- [WHAT NEEDS TO BE DONE] Look below and pull out each line with the word "International".

- [DATASET RECORDS]

- - -

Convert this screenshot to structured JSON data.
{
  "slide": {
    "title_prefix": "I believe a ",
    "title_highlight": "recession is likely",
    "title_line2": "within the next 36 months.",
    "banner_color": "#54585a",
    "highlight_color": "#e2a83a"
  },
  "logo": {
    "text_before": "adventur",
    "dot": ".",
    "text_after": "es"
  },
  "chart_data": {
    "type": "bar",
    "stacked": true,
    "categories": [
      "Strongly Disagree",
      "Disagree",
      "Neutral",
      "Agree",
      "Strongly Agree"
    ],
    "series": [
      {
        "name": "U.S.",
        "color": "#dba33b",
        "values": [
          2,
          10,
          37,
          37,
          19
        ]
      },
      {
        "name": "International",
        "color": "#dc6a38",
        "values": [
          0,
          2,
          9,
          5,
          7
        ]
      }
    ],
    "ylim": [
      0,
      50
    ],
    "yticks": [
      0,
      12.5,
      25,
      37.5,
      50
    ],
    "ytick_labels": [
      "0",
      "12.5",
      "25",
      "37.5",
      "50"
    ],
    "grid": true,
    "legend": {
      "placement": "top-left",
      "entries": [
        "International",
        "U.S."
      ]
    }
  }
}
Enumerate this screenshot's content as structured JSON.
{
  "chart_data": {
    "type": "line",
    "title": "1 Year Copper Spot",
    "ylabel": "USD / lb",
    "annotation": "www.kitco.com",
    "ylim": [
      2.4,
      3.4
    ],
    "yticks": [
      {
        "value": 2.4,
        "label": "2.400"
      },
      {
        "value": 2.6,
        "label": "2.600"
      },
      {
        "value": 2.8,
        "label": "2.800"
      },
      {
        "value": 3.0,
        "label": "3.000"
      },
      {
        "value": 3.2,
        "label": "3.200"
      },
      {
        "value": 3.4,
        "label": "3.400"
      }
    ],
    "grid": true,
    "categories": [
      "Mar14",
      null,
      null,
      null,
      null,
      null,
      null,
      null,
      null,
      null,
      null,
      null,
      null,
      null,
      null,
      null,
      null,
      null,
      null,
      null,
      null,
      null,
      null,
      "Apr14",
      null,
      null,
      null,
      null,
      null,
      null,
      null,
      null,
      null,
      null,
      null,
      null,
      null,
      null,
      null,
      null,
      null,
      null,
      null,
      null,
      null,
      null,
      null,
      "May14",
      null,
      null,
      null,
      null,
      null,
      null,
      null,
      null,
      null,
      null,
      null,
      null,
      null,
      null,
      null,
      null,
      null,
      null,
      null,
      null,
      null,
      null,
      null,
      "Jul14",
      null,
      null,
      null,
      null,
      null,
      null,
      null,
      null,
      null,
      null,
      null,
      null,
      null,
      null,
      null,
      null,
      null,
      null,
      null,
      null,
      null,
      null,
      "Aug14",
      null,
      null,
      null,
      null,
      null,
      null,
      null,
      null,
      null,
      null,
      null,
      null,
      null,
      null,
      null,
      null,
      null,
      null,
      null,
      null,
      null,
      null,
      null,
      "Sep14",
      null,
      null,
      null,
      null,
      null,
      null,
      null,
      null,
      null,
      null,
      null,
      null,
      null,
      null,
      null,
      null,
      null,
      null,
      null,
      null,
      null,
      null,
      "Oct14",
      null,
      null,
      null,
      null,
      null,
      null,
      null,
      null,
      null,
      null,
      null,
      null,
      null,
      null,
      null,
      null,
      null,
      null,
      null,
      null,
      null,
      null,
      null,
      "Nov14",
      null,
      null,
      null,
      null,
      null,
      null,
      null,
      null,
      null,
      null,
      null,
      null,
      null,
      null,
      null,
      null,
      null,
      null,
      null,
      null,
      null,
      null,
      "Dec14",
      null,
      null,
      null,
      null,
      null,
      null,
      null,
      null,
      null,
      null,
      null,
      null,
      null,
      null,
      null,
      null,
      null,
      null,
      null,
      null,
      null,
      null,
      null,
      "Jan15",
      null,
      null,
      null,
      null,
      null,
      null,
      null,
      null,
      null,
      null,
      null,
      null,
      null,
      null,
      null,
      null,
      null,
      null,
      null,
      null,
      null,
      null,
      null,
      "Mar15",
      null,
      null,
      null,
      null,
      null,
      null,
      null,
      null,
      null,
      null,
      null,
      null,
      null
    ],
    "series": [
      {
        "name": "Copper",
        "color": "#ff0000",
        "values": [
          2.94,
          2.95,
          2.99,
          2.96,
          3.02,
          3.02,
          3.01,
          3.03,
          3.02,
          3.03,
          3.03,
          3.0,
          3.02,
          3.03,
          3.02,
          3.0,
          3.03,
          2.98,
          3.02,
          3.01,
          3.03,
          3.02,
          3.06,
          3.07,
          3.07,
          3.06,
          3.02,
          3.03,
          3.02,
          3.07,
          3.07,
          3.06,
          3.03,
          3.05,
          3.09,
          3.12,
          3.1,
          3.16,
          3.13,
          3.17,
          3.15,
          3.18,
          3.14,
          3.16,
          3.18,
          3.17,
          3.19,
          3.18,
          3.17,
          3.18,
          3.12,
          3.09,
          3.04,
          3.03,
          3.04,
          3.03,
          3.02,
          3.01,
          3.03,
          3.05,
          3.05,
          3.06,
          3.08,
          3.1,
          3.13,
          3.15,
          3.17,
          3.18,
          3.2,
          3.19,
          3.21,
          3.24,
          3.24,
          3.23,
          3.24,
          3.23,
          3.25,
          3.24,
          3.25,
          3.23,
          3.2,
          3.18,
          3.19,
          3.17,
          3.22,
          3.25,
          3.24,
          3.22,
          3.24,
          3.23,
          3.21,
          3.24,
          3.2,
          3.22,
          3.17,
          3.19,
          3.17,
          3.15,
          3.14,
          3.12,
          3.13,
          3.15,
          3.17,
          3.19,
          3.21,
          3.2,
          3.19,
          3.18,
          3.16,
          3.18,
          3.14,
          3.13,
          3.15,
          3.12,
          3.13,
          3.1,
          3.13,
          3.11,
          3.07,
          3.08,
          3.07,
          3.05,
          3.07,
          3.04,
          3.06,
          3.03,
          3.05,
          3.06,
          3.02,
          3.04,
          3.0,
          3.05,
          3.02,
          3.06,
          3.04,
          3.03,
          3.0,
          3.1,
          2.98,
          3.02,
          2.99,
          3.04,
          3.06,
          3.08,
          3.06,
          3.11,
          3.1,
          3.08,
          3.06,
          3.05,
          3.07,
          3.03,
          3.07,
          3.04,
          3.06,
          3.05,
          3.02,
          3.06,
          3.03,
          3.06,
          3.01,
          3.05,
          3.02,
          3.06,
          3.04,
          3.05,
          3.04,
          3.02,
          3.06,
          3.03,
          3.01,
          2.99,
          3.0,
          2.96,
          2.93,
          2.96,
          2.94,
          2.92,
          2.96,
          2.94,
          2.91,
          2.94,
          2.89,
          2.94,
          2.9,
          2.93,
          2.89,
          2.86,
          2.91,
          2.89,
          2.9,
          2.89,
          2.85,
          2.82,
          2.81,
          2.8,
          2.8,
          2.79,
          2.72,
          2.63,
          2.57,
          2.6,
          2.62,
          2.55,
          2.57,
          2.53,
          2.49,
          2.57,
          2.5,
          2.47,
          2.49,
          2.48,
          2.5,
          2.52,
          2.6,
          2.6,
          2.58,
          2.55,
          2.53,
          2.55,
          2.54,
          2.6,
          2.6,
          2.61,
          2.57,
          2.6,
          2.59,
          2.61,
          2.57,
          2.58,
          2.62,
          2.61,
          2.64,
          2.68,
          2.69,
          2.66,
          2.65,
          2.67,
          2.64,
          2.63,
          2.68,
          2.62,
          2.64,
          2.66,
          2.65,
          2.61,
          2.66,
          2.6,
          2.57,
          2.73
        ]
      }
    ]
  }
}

- - -

- [TASK RESULT]
        "name": "International",
        "International",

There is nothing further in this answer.